Problem requirements - Whenever a line contains the string "author", copy it out of the entries.

Extracted data -
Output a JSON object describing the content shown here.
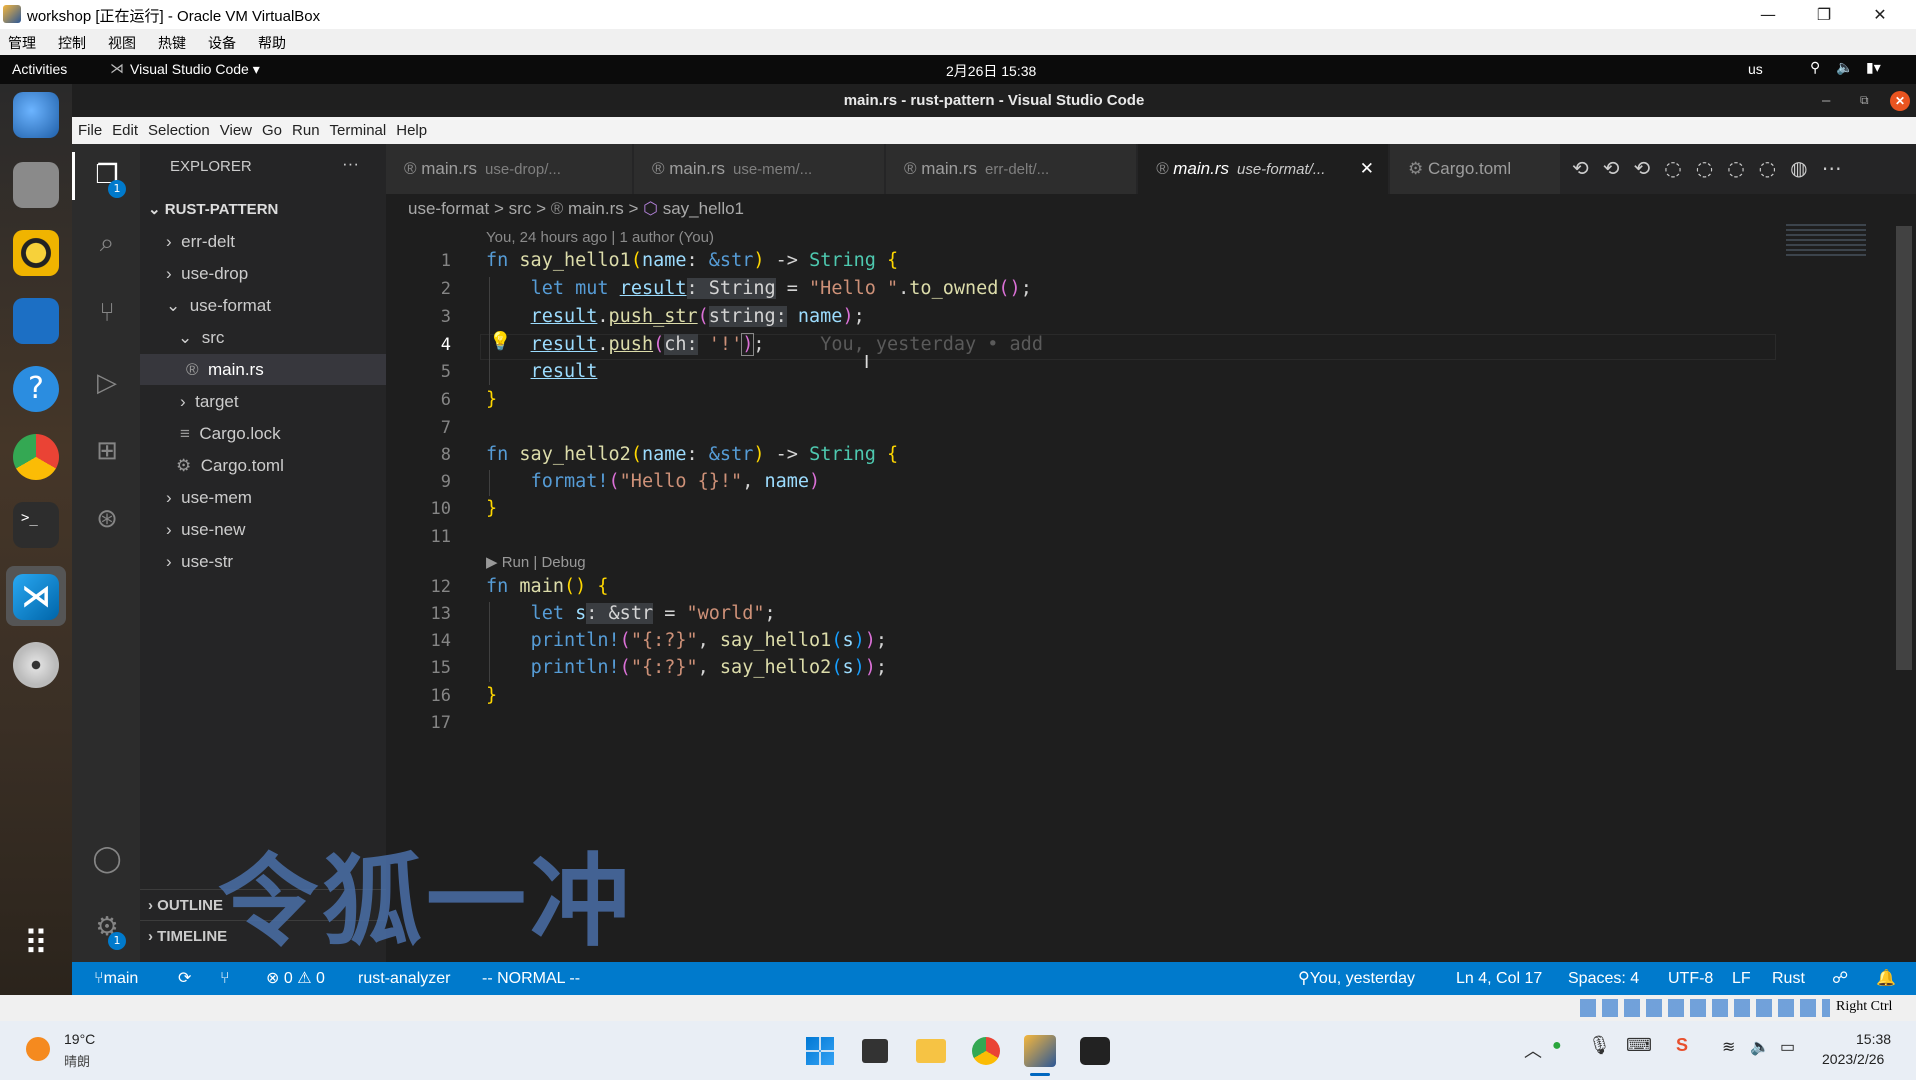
{
  "host_window": {
    "title": "workshop [正在运行] - Oracle VM VirtualBox",
    "menu": [
      "管理",
      "控制",
      "视图",
      "热键",
      "设备",
      "帮助"
    ],
    "controls": [
      "—",
      "❐",
      "✕"
    ]
  },
  "gnome": {
    "activities": "Activities",
    "app": "Visual Studio Code ▾",
    "clock": "2月26日 15:38",
    "keyboard": "us"
  },
  "vscode": {
    "title": "main.rs - rust-pattern - Visual Studio Code",
    "menu": [
      "File",
      "Edit",
      "Selection",
      "View",
      "Go",
      "Run",
      "Terminal",
      "Help"
    ],
    "explorer": {
      "header": "EXPLORER",
      "more": "···",
      "root": "RUST-PATTERN",
      "badge": "1",
      "items": [
        {
          "label": "err-delt",
          "chev": "›"
        },
        {
          "label": "use-drop",
          "chev": "›"
        },
        {
          "label": "use-format",
          "chev": "⌄"
        },
        {
          "label": "src",
          "chev": "⌄"
        },
        {
          "label": "main.rs",
          "icon": "®"
        },
        {
          "label": "target",
          "chev": "›"
        },
        {
          "label": "Cargo.lock",
          "icon": "≡"
        },
        {
          "label": "Cargo.toml",
          "icon": "⚙"
        },
        {
          "label": "use-mem",
          "chev": "›"
        },
        {
          "label": "use-new",
          "chev": "›"
        },
        {
          "label": "use-str",
          "chev": "›"
        }
      ],
      "outline": "OUTLINE",
      "timeline": "TIMELINE"
    },
    "tabs": [
      {
        "name": "main.rs",
        "path": "use-drop/..."
      },
      {
        "name": "main.rs",
        "path": "use-mem/..."
      },
      {
        "name": "main.rs",
        "path": "err-delt/..."
      },
      {
        "name": "main.rs",
        "path": "use-format/..."
      },
      {
        "name": "Cargo.toml",
        "path": ""
      }
    ],
    "breadcrumb": [
      "use-format",
      ">",
      "src",
      ">",
      "main.rs",
      ">",
      "say_hello1"
    ],
    "blame": "You, 24 hours ago | 1 author (You)",
    "inline_blame": "You, yesterday • add",
    "codelens": "▶ Run | Debug",
    "line_numbers": [
      "1",
      "2",
      "3",
      "4",
      "5",
      "6",
      "7",
      "8",
      "9",
      "10",
      "11",
      "12",
      "13",
      "14",
      "15",
      "16",
      "17"
    ],
    "status": {
      "branch": "main",
      "errors": "⊗ 0 ⚠ 0",
      "server": "rust-analyzer",
      "mode": "-- NORMAL --",
      "author": "You, yesterday",
      "position": "Ln 4, Col 17",
      "spaces": "Spaces: 4",
      "encoding": "UTF-8",
      "eol": "LF",
      "language": "Rust"
    }
  },
  "watermark": "令狐一冲",
  "vbox_status": {
    "hostkey": "Right Ctrl"
  },
  "taskbar": {
    "weather_temp": "19°C",
    "weather_desc": "晴朗",
    "time": "15:38",
    "date": "2023/2/26"
  }
}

Full solution -
    "blame": "You, 24 hours ago | 1 author (You)",
      "author": "You, yesterday",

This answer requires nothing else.